_GIVEN EXERCISE_:
Identify the lines holding "increased" and copy them.

<<<<

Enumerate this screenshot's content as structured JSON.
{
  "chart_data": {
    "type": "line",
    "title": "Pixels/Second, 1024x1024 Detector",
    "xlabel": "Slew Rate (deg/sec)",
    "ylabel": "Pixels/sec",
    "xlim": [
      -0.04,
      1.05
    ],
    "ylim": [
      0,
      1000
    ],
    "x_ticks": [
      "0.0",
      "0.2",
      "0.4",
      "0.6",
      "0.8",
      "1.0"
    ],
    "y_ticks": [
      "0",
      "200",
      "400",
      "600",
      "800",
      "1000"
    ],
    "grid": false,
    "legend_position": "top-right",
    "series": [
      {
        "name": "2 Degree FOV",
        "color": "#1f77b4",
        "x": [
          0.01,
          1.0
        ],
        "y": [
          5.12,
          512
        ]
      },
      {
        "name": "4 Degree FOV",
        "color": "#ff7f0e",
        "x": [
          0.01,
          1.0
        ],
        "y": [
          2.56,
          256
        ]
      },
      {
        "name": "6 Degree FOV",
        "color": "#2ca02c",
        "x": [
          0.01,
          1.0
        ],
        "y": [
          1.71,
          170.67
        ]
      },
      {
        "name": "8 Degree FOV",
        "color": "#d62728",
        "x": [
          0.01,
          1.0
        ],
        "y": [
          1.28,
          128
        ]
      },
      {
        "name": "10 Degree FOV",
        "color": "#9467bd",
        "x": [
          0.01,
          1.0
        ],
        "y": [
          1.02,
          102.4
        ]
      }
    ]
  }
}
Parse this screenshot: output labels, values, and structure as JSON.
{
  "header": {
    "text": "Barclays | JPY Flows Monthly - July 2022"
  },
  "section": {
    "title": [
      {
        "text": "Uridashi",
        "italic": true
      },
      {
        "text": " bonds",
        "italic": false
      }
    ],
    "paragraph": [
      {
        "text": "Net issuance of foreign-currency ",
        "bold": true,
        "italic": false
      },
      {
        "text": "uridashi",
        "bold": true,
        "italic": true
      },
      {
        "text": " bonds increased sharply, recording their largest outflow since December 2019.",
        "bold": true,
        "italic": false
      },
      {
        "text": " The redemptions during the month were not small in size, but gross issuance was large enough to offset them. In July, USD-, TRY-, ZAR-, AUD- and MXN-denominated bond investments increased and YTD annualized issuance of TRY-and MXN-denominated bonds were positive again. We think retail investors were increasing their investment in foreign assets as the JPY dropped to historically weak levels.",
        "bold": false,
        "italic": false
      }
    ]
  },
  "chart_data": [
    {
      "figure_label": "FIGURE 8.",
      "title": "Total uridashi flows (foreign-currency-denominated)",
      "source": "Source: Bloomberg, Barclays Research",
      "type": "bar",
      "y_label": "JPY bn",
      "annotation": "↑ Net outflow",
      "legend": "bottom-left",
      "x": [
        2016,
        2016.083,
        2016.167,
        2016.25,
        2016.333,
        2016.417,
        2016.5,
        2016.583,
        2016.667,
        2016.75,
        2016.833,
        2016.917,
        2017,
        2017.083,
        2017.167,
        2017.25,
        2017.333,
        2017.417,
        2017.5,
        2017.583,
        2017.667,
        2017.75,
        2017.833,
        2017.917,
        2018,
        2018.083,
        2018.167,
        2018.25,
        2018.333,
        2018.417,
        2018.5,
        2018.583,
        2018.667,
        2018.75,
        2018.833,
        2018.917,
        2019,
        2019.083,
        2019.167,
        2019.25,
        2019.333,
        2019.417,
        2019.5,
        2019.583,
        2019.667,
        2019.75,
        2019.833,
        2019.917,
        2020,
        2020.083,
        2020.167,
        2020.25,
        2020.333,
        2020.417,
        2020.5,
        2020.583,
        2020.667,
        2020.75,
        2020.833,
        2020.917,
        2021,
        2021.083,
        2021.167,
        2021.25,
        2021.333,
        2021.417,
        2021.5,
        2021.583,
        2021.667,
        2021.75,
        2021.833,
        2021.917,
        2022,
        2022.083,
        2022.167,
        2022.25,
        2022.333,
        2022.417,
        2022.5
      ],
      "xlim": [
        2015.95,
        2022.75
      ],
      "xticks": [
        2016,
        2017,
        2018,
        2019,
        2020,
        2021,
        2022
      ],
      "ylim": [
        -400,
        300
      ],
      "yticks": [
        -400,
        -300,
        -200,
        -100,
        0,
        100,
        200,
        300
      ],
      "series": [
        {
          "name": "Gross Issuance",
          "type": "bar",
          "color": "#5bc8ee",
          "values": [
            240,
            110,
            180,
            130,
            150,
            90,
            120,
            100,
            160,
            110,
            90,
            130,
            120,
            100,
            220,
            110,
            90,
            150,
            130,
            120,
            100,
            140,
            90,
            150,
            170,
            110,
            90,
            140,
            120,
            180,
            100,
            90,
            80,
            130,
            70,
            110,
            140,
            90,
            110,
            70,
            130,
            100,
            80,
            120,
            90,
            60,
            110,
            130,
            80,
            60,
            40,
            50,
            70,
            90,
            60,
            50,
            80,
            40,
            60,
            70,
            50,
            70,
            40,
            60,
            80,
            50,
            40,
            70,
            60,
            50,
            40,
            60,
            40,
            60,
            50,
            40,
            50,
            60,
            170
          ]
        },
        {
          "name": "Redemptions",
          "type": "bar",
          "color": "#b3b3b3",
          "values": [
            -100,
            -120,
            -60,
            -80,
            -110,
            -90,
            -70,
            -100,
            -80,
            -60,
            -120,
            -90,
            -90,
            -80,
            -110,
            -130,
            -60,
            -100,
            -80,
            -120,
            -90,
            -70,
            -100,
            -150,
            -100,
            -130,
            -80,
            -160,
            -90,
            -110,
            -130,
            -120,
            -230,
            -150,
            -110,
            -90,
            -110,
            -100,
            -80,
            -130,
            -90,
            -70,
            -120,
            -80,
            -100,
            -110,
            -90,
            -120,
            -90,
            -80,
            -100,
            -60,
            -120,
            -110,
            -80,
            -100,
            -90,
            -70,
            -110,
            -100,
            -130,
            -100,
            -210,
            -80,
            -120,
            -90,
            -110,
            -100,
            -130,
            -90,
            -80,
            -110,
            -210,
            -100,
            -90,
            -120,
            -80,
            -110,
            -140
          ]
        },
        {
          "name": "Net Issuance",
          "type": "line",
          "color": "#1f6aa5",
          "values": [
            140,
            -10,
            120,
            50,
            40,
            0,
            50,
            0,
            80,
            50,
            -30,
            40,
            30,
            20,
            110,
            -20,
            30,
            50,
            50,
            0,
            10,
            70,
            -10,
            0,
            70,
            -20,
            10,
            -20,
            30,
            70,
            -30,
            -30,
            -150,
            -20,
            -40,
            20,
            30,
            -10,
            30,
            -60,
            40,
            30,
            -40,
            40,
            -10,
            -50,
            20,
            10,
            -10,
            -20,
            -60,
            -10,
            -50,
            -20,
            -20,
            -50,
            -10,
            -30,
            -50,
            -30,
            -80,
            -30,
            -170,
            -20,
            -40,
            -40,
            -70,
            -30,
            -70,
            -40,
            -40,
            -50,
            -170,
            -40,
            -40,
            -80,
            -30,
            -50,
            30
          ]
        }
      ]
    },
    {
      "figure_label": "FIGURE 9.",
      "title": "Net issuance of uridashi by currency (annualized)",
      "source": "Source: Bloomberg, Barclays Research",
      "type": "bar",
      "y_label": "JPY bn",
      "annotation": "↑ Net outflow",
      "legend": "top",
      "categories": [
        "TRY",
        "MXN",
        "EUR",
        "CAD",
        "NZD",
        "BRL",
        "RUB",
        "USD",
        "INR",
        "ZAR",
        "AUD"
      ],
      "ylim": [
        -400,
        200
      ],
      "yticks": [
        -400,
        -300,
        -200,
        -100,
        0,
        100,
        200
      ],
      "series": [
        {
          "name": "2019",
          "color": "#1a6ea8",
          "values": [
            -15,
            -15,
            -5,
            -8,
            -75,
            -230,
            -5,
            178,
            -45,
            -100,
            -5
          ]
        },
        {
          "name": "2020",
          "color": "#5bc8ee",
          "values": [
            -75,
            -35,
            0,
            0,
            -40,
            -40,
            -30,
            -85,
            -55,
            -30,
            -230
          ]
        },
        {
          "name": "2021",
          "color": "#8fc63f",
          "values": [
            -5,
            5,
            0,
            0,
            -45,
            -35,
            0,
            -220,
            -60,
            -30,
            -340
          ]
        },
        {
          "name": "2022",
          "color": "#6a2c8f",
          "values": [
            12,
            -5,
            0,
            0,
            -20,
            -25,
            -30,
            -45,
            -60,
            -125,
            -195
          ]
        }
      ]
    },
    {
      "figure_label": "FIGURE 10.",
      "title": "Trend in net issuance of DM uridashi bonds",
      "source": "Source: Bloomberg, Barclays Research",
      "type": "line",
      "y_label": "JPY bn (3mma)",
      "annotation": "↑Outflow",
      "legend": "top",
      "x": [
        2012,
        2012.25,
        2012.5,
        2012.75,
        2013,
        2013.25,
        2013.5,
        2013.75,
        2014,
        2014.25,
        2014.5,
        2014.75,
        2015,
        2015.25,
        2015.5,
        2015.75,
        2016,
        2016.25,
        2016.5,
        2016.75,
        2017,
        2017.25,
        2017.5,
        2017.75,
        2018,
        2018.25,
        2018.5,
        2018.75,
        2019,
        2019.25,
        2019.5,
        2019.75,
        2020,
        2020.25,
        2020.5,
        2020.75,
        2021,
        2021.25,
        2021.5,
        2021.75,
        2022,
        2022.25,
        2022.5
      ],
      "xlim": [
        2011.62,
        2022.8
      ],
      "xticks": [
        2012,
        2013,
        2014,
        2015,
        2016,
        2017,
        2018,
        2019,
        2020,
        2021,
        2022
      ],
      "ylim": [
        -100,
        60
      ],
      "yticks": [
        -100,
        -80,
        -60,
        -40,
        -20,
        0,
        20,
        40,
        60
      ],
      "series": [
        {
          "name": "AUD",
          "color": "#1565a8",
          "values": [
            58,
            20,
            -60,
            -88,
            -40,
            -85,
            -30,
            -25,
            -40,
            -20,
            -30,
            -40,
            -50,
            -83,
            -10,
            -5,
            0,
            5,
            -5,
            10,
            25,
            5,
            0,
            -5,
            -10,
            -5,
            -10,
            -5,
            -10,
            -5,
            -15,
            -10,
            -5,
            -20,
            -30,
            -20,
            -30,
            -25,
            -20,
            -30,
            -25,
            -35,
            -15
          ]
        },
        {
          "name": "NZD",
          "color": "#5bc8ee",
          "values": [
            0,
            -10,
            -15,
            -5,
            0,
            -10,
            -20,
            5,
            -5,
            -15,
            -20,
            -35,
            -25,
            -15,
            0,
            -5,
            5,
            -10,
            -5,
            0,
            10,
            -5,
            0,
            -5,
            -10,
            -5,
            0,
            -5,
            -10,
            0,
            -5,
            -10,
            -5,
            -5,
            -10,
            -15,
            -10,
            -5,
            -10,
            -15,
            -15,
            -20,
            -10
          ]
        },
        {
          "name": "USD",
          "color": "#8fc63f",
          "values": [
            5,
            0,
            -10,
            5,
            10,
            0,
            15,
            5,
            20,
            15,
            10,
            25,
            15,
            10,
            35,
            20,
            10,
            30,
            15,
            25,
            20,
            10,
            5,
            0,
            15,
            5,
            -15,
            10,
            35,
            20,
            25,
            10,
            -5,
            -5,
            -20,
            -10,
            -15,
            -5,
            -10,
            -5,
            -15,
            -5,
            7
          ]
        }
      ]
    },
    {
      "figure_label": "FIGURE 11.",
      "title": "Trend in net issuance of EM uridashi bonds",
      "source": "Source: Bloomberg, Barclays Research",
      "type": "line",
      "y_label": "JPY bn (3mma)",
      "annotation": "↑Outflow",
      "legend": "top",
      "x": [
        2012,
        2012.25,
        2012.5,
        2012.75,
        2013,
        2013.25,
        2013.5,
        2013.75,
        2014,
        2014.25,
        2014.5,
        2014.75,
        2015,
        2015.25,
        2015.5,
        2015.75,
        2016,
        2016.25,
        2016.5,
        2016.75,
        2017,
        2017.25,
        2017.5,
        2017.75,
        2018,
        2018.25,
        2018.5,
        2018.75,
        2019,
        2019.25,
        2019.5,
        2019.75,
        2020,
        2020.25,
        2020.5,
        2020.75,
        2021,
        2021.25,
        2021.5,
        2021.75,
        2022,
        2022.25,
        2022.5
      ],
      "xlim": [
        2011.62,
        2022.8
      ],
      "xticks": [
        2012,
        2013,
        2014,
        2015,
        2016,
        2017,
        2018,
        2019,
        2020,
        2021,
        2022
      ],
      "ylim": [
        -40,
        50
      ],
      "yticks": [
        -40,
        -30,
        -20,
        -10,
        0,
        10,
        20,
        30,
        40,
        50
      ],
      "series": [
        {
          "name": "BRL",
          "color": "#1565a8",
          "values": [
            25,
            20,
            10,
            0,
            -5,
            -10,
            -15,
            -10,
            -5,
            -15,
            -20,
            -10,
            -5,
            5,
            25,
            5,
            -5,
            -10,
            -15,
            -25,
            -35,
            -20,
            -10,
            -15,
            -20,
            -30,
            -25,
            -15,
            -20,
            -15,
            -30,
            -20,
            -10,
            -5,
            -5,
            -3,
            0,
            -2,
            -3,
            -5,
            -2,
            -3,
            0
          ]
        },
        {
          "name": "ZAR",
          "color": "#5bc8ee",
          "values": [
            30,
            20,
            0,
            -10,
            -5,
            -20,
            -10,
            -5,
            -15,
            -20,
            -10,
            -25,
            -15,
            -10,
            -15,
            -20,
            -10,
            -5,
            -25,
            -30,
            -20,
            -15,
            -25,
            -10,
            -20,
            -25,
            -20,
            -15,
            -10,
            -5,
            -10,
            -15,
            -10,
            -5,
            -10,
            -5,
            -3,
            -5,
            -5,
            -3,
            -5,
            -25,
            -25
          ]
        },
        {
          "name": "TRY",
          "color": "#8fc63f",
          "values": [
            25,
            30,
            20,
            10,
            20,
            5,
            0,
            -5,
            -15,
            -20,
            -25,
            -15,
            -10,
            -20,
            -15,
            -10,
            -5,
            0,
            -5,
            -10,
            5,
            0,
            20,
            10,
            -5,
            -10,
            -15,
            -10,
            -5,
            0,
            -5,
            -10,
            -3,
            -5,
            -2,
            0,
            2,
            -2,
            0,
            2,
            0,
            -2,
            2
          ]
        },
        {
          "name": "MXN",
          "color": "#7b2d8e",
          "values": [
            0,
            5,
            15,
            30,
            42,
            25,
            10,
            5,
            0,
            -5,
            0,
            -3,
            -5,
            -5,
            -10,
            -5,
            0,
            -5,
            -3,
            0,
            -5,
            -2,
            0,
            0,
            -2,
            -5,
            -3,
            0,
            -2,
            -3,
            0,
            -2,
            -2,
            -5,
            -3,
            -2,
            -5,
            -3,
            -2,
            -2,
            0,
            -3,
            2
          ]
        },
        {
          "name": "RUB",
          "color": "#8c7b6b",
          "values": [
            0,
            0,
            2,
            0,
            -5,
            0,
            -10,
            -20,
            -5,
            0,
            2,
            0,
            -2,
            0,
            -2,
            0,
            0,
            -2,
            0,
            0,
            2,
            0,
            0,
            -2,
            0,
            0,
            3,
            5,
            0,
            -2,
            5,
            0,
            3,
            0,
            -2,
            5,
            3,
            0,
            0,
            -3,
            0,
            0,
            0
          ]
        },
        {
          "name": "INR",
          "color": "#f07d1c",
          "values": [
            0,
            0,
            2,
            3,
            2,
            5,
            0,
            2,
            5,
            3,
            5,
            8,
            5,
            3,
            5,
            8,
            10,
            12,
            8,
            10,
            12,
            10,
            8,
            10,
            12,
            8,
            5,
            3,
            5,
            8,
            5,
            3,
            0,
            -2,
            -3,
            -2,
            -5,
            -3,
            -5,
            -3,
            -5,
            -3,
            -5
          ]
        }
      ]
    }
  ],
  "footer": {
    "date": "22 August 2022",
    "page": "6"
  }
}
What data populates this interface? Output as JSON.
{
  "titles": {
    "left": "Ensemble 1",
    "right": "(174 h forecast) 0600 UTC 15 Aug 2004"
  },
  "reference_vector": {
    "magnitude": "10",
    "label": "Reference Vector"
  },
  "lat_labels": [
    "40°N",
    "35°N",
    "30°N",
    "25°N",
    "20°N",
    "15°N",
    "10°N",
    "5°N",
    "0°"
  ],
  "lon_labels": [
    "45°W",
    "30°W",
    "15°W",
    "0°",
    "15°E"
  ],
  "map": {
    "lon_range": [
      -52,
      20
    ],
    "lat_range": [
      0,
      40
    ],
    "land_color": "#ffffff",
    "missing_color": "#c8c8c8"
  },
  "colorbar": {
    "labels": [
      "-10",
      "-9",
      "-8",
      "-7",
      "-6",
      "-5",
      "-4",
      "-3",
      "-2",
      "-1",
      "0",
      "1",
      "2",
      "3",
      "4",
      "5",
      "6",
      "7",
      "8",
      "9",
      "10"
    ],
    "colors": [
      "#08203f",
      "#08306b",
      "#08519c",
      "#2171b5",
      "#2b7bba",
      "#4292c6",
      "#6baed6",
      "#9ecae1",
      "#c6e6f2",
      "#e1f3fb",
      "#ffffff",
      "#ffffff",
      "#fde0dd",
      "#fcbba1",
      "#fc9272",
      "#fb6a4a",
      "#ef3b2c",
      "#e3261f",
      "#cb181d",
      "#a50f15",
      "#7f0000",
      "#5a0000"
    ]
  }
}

>>>>

_COMPLETED TASK_:
        "text": " bonds increased sharply, recording their largest outflow since December 2019.",
        "text": " The redemptions during the month were not small in size, but gross issuance was large enough to offset them. In July, USD-, TRY-, ZAR-, AUD- and MXN-denominated bond investments increased and YTD annualized issuance of TRY-and MXN-denominated bonds were positive again. We think retail investors were increasing their investment in foreign assets as the JPY dropped to historically weak levels.",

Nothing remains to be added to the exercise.